Records excerpted from a collection
□ □ □ □
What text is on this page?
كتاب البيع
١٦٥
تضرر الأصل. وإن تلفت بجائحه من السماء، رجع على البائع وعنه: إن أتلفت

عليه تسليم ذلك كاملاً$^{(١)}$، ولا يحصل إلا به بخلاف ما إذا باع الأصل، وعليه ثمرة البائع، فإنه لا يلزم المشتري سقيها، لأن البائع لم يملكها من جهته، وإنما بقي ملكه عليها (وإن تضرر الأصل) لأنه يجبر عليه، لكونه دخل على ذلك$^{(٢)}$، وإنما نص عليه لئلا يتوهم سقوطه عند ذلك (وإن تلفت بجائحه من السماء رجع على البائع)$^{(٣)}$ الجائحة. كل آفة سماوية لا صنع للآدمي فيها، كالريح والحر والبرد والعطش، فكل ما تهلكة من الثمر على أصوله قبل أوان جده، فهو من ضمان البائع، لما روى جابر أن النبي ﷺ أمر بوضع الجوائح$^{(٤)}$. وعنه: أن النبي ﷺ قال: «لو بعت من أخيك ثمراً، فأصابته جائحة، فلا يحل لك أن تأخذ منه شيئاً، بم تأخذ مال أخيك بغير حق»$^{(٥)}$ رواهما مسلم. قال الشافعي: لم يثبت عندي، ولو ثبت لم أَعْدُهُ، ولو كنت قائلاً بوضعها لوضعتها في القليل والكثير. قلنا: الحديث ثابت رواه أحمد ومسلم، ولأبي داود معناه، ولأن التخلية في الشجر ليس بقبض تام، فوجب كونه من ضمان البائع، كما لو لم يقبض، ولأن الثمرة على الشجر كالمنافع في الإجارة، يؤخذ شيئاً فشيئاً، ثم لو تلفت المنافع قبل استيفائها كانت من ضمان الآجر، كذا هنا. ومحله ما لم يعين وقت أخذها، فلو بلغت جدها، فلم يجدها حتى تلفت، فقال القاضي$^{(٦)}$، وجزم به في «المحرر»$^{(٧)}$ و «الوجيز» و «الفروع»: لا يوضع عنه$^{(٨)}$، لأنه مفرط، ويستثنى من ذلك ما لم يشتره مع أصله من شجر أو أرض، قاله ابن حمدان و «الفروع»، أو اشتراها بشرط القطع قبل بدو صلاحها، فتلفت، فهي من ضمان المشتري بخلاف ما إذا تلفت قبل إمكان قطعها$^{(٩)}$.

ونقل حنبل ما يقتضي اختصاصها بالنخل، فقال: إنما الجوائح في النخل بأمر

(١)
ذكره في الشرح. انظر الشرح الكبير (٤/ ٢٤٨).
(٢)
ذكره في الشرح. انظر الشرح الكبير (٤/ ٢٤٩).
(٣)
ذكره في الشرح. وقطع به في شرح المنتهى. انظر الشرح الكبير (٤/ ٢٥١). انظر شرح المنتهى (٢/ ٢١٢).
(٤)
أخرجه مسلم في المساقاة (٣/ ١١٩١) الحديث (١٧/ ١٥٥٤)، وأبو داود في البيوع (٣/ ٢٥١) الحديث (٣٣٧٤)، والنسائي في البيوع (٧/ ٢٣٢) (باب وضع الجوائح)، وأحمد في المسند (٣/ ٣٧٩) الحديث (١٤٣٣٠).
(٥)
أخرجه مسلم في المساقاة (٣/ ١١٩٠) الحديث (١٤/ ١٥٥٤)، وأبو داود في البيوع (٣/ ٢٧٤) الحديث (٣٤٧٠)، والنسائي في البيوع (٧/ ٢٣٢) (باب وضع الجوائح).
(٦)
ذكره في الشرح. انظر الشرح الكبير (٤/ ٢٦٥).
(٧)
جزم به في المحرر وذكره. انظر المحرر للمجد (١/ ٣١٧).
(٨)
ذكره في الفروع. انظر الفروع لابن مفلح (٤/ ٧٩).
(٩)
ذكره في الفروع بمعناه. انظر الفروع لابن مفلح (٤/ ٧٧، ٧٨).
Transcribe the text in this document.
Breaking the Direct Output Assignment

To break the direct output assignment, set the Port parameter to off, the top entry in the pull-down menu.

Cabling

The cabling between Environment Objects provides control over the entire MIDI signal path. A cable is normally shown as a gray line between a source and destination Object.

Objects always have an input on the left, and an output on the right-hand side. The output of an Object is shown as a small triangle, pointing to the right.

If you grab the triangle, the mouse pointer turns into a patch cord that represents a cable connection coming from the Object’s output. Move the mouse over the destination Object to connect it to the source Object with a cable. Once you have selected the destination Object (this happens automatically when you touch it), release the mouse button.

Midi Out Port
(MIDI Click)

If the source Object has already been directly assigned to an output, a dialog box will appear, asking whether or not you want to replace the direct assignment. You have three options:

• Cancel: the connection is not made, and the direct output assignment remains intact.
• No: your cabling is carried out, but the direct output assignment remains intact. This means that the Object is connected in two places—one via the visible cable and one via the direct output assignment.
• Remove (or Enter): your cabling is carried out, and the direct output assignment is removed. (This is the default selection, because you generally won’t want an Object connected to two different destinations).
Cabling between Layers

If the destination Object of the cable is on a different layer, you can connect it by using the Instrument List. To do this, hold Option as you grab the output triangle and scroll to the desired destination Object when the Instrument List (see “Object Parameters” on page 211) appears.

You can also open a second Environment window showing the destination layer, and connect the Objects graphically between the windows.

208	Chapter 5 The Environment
□ □ □ □
The problem: The records are above. How many lines in them contain the word "Environment"? Give the number alone.

Reply: 3